オリビエートの坂の上

観劇のメモを投げ込む予定です

髑髏城の七人 Season月 下弦 11/27感想

《本記事はネタバレを含みます》
 
自己紹介:
一年前にふらっと2.5次元舞台を見に行って魂抜かれてから、たまに舞台に通っている人間です。
ちなみに魂を抜いたのは鈴木拡樹さんです。
 
 
現況:
なぜか髑髏城に諭吉がガンガン溶けてる...
自分でも何をやっているのかよくわからない
天魔王様の編み込みクソかわ...(現実逃避)
 
 
本題:
11/27ソワレ、
完全初見、事前情報はパンフのあらすじのみ!の状態で行ったのですが、
 
前頭葉をがんがんにシェイクされて昨日までの私は死にました。
観る前の自分は帰り道にそっと小川に流しました。

[コレクションから抜き出した記録]

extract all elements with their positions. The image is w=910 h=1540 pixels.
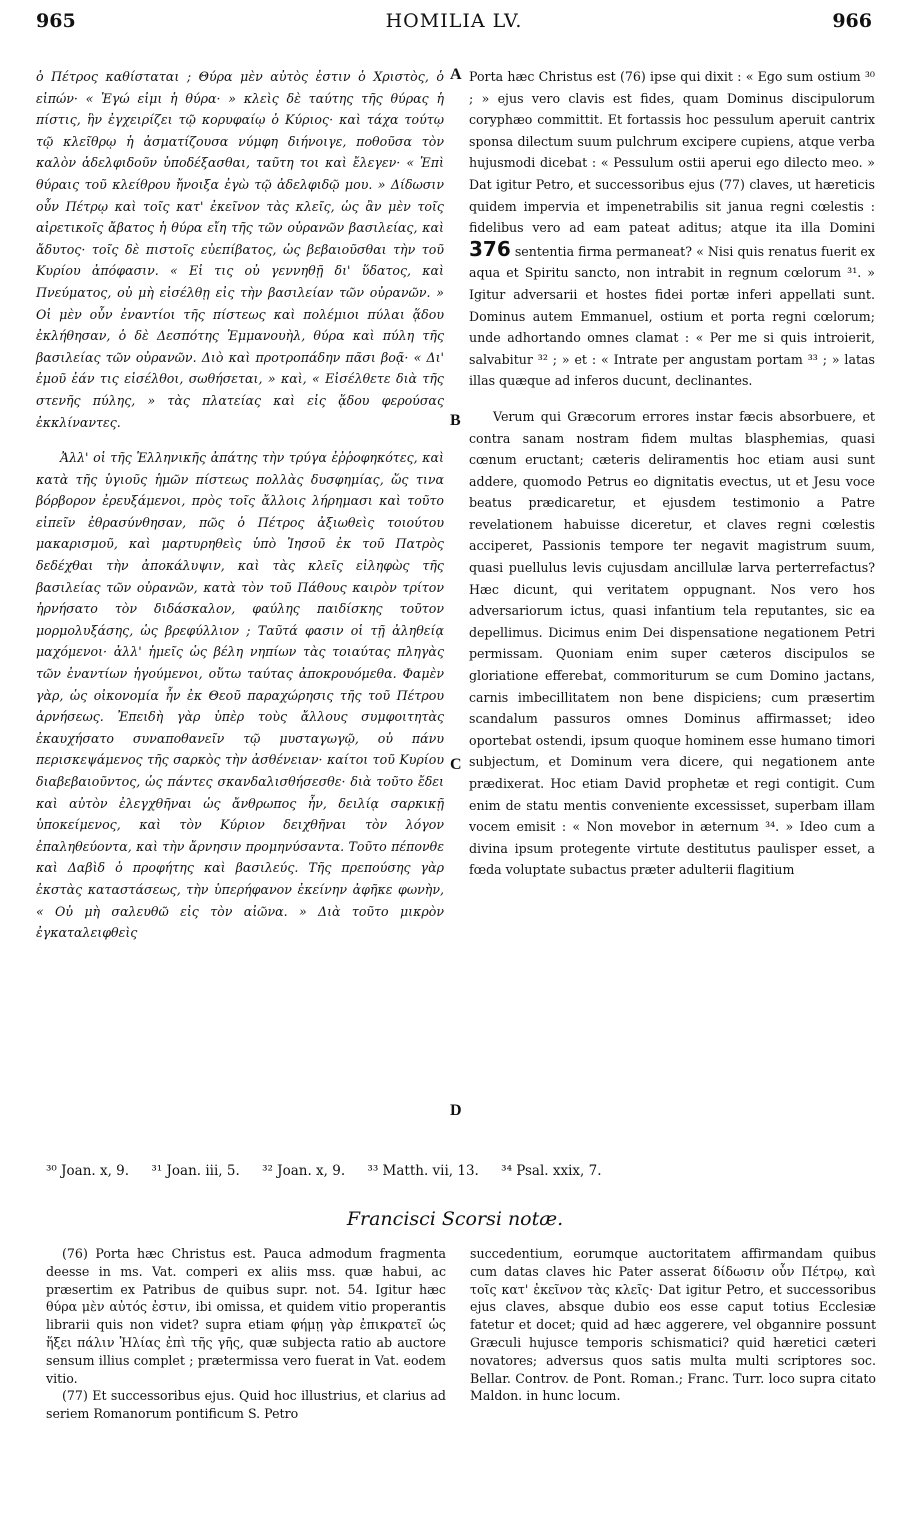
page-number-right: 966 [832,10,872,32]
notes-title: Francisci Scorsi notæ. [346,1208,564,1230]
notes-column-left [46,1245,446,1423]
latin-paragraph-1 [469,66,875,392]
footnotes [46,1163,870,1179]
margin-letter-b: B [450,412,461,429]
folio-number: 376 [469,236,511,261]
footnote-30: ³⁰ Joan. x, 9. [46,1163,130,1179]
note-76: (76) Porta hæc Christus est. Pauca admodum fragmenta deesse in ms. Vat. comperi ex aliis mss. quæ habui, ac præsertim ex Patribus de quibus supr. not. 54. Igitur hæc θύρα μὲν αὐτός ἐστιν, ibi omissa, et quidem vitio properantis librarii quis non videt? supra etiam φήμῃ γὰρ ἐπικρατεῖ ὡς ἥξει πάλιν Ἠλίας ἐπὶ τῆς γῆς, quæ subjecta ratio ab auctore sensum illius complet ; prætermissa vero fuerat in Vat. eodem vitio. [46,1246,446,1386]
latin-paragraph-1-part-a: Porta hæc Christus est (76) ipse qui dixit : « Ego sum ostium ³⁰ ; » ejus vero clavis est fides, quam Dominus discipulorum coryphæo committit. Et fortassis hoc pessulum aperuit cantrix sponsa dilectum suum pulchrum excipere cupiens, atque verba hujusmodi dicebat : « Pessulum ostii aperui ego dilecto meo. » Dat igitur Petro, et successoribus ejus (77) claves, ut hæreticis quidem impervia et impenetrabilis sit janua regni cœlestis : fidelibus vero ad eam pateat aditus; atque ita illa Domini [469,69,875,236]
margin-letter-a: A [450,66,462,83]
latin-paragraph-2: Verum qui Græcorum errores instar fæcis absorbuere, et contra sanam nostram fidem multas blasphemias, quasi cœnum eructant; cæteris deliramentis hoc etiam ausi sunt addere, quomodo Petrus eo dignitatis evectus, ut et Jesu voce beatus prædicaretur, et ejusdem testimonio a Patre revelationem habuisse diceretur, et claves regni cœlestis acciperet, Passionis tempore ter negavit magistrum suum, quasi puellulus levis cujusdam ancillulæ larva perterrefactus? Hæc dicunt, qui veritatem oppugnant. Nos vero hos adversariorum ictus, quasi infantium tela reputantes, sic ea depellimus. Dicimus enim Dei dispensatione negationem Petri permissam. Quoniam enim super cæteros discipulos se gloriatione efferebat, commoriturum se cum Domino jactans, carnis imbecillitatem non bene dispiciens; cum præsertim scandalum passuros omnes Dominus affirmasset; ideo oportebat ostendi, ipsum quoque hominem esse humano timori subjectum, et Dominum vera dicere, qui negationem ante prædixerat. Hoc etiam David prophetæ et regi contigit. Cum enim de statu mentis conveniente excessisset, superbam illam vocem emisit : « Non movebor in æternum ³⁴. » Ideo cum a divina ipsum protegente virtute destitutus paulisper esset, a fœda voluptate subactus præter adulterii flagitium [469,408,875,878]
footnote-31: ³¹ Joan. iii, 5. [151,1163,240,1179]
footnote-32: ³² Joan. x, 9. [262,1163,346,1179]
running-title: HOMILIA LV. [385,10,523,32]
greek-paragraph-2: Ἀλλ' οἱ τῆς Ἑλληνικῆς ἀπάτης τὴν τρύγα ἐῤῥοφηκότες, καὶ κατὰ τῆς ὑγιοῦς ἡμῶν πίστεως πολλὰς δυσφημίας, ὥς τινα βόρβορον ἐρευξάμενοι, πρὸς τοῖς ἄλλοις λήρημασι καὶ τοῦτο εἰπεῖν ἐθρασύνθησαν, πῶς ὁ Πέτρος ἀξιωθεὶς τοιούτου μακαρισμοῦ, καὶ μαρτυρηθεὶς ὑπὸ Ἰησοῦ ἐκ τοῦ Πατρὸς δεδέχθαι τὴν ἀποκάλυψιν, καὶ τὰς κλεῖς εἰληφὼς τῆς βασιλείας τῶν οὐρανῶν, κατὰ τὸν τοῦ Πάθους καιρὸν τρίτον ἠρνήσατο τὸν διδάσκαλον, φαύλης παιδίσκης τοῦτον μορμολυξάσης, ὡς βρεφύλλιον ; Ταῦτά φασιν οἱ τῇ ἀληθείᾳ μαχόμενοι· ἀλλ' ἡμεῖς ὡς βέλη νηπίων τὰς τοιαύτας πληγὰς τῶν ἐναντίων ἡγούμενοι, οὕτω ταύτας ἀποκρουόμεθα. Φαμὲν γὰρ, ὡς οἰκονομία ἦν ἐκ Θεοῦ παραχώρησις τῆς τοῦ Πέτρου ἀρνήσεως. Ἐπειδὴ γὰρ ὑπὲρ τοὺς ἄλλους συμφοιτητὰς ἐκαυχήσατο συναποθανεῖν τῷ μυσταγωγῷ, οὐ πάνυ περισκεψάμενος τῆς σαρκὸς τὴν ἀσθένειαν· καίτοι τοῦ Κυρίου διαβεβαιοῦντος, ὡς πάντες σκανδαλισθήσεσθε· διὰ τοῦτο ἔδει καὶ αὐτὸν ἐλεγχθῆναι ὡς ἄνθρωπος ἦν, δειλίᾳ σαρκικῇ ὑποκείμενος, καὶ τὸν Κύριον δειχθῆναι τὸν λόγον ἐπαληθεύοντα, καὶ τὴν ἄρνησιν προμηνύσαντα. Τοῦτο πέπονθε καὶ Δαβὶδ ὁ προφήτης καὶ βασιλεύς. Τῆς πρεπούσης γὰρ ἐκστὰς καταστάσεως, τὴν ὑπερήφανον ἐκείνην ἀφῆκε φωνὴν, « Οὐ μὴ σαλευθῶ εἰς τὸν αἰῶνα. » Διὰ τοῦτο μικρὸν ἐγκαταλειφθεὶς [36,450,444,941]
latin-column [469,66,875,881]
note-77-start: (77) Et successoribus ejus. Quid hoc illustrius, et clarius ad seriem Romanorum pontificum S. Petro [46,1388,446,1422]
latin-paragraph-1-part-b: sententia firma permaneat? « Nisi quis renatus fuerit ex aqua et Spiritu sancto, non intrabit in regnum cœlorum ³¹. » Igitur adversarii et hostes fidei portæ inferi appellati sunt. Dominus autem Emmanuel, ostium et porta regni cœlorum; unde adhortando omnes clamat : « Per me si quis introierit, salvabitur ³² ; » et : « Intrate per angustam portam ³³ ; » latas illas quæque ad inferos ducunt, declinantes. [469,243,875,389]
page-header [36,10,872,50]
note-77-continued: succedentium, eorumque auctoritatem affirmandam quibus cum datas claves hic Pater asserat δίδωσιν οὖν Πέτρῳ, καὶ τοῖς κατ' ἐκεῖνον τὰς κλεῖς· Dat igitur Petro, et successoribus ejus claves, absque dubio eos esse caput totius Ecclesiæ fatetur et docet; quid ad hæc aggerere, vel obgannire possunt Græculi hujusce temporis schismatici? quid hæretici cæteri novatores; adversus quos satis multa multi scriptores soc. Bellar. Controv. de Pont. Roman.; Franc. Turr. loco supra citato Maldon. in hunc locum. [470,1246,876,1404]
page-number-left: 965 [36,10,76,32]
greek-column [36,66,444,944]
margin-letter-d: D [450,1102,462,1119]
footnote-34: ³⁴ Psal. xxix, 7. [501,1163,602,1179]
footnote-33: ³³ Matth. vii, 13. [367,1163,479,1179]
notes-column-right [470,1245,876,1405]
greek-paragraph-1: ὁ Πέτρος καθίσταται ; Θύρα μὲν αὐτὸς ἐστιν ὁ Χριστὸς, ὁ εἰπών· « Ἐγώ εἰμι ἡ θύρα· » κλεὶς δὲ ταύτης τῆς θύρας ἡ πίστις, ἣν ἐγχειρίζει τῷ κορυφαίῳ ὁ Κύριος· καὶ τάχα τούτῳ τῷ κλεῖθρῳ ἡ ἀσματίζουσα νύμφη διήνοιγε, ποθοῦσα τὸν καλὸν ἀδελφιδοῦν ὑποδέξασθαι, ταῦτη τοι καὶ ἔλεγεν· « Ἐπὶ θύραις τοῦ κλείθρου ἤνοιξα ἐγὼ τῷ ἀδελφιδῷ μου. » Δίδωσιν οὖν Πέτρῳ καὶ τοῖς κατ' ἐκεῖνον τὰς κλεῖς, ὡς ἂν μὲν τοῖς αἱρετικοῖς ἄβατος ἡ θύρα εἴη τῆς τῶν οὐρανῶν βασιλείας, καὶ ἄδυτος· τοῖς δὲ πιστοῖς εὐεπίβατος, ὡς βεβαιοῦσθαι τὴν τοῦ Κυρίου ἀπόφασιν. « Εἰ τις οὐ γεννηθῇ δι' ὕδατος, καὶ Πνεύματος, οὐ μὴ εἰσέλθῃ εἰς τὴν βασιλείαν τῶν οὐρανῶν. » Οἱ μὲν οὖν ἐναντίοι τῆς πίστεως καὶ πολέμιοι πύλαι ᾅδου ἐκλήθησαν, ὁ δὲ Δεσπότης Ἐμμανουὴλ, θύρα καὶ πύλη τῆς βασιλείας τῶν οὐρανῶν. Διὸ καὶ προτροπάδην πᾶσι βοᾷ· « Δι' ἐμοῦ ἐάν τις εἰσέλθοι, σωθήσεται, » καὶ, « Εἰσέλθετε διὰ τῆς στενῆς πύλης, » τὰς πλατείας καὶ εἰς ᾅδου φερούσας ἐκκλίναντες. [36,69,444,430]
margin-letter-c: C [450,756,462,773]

課題文 1:
観劇の感想記事について、次の問いに答えよ。
(a) 筆者の魂を抜いたのは誰か。
(b) 筆者が観に行ったのは何月何日の何公演か。
(c) 観劇前に筆者が持っていた事前情報は何だけだったか。
課題文 2: 記録のうち、「page-number-right: 966 [832,10,872,32]」を含む行から始まり「note-76: (76) Porta」を含む行で終わる範囲を、両端の行も含めて番号付きリストに変換せよ。空行は除くこと。

解答 1:
(a) 鈴木拡樹さん
(b) 11/27のソワレ
(c) パンフのあらすじのみ

解答 2:
1. page-number-right: 966 [832,10,872,32]
2. notes-title: Francisci Scorsi notæ. [346,1208,564,1230]
3. notes-column-left [46,1245,446,1423]
4. latin-paragraph-1 [469,66,875,392]
5. footnotes [46,1163,870,1179]
6. margin-letter-b: B [450,412,461,429]
7. folio-number: 376 [469,236,511,261]
8. footnote-30: ³⁰ Joan. x, 9. [46,1163,130,1179]
9. note-76: (76) Porta hæc Christus est. Pauca admodum fragmenta deesse in ms. Vat. comperi ex aliis mss. quæ habui, ac præsertim ex Patribus de quibus supr. not. 54. Igitur hæc θύρα μὲν αὐτός ἐστιν, ibi omissa, et quidem vitio properantis librarii quis non videt? supra etiam φήμῃ γὰρ ἐπικρατεῖ ὡς ἥξει πάλιν Ἠλίας ἐπὶ τῆς γῆς, quæ subjecta ratio ab auctore sensum illius complet ; prætermissa vero fuerat in Vat. eodem vitio. [46,1246,446,1386]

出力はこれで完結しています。